--- Quoted passage ---
= = = = =
In addition to the block database, the service maintains an in-memory peer database, tracking peers it receives / sends messages from /to.

Also, note how the Blockchain client is used in order to wait for the node State to change to RUNNING state. For more information on this, please refer to the State Management documentation.

2.1 Validator Integration

The Legacy service interacts with the Validator service to validate incoming transactions from the BSV network. This interaction can happen in two different configurations:

1. Local Validator:

   • When useLocalValidator=true (recommended for production)
   • The Validator is instantiated directly within the Legacy service
   • Direct method calls are used without network overhead
   • This provides the best performance and lowest latency

2. Remote Validator Service:

   • When useLocalValidator=false
   • The Legacy service connects to a separate Validator service via gRPC
   • Useful for development, testing, or specialized deployment scenarios
   • Has higher latency due to additional network calls

This configuration is controlled by the settings passed to GetValidatorClient() in daemon.go.

3. Data Model

When we announce a teranode block, the format is:

• Blockheader
• Block meta data (size, tx count etc etc)
• Coinbase TX (the actual payload / bytes of the coinbase TX itself)

• A slice of subtrees.

• Each subtree has a list of txid's, and to calculate the merkle root, you replace the coinbase placeholder with the txid of the coinbase transaction and then do the merkle tree calculation as normal. The result should match the merkle root in the block header.

4. Functionality

4.1. BSV to Teranode Communication

The overall cycle is:

1) An inventory (inv) notification is received, indicating that a new block or transaction is available from a BSV node. The Legacy Service processes this notification and requests the block or transaction data from the BSV node.

2) When a new block is received from the BSV node, it is transformed into a Teranode subtree and block propagation format. The block hash is then sent to the Teranode network for further processing.

3) The Teranode network processes the block hash and requests the full block data from the Legacy Service. 3.1) Upon receipt of the full block data, Teranode will notice that it contains subtrees it is not aware of, and request them from the Legacy Service. 3.2) Upon receipt of the full subtree data, the list of transactions will be known, and will be requested from the Legacy Service. 3.3) With all the information now available, the block is then added to the Teranode blockchain.
= = = = =
--- Recorded data ---
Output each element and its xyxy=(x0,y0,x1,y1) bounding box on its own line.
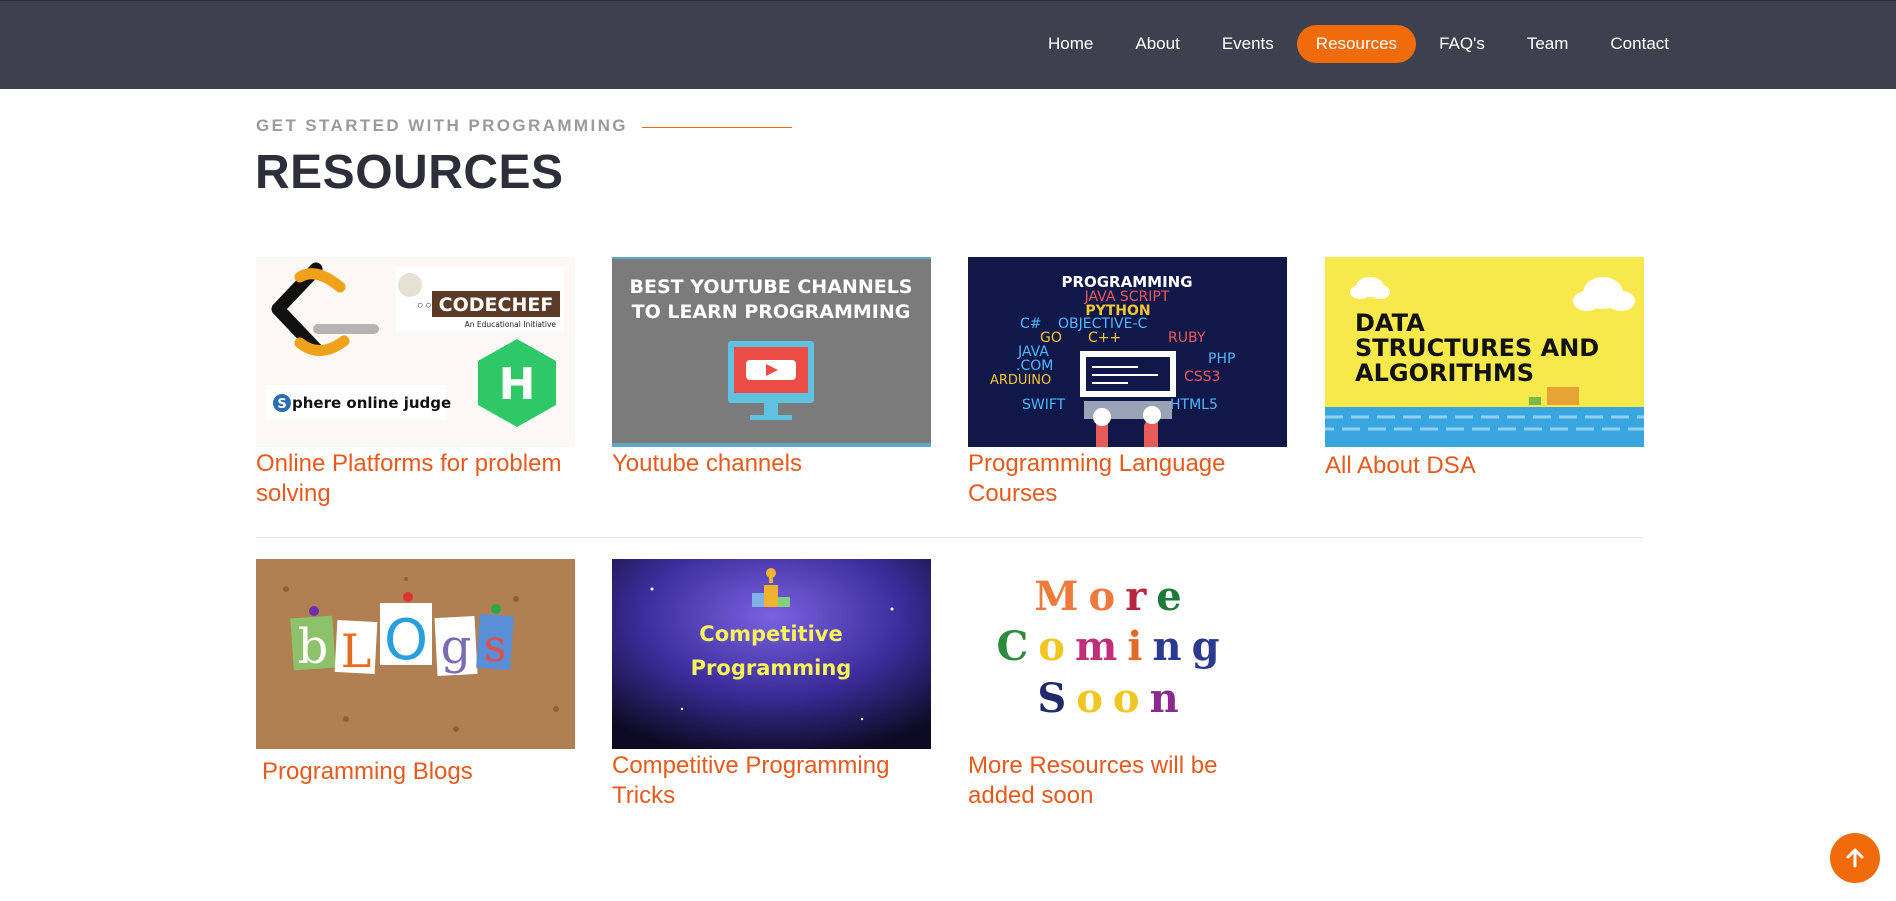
= = = = =
Carry on the Teranode Legacy service documentation from the point where it stops, beginning after the step in which the block is added to the Teranode blockchain.

In the next sections, we will detail the steps involved.

4.1.1. Receiving Inventory Notifications

In the Bitcoin network, an "inv" message is a component of the network's communication protocol, used to indicate inventory. The term "inv" stands for inventory, and these messages are utilized by nodes to inform other nodes about the existence of certain items, such as blocks and transactions, without transmitting the full data of those items. This mechanism is crucial for the efficient propagation of information across the network, helping to minimize bandwidth usage and improve the overall scalability of the system.

The primary purpose of an inv message is to advertise the availability of specific data objects, like new transactions or blocks, to peer nodes. It allows a node to broadcast to its peers that it has something of interest, which the peers might not yet have. The peers can then decide whether they need this data based on the inventory vectors provided in the inv message and request the full data using a "getdata" message if necessary.

An inv message consists of a list of inventory vectors, where each vector specifies the type and identifier of a particular item. The structure of an inventory vector is as follows:

• Type: This field indicates the type of item being advertised. It could represent a block, a transaction, or other data types defined in the protocol.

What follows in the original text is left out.